» WORK TO DO: Set every record down verbatim and omit the pictures.

» SUPPLIED INFORMATION:
┏━━
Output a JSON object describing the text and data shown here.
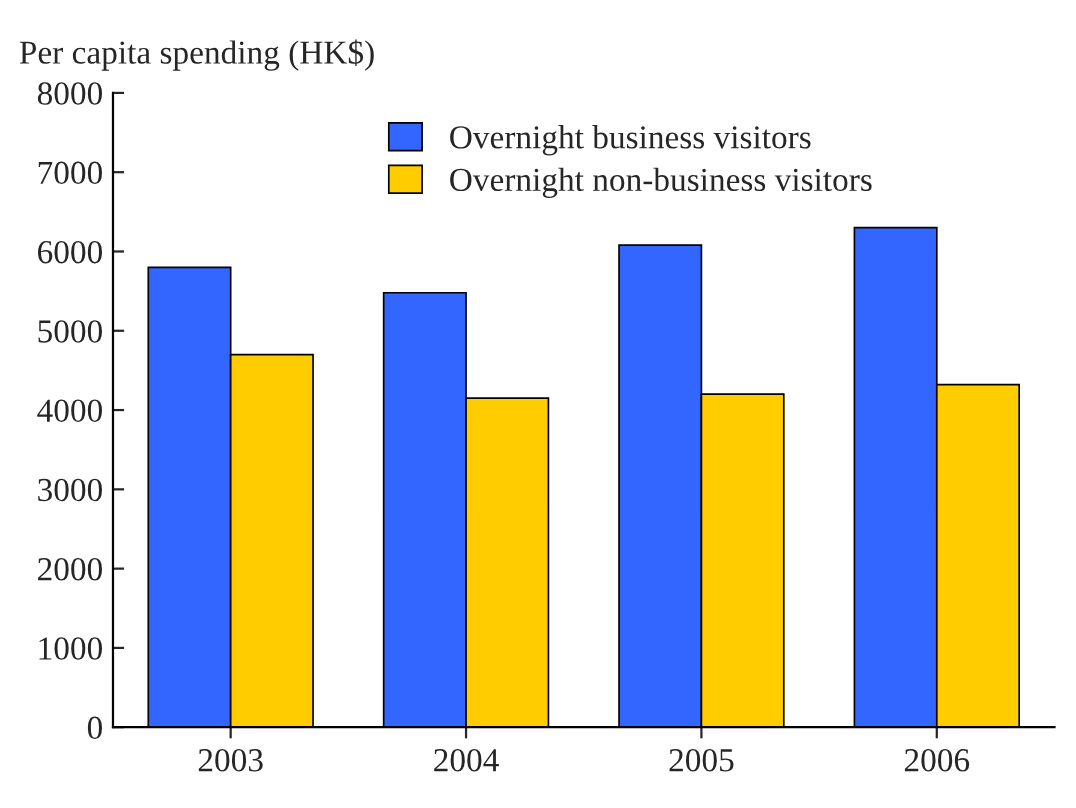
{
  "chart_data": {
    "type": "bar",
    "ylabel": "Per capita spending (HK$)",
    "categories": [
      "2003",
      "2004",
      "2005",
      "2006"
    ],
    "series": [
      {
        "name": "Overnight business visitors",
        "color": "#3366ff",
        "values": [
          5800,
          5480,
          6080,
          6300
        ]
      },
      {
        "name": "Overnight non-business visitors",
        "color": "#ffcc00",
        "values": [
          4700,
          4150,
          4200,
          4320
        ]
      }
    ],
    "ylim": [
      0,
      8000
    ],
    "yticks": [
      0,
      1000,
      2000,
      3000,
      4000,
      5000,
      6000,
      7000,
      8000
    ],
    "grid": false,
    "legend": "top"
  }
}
┗━━
» EXERCISE ANSWER:
Output a JSON object describing the text and data shown here.
{
  "chart_data": {
    "type": "bar",
    "ylabel": "Per capita spending (HK$)",
    "categories": [
      "2003",
      "2004",
      "2005",
      "2006"
    ],
    "series": [
      {
        "name": "Overnight business visitors",
        "color": "#3366ff",
        "values": [
          5800,
          5480,
          6080,
          6300
        ]
      },
      {
        "name": "Overnight non-business visitors",
        "color": "#ffcc00",
        "values": [
          4700,
          4150,
          4200,
          4320
        ]
      }
    ],
    "ylim": [
      0,
      8000
    ],
    "yticks": [
      0,
      1000,
      2000,
      3000,
      4000,
      5000,
      6000,
      7000,
      8000
    ],
    "grid": false,
    "legend": "top"
  }
}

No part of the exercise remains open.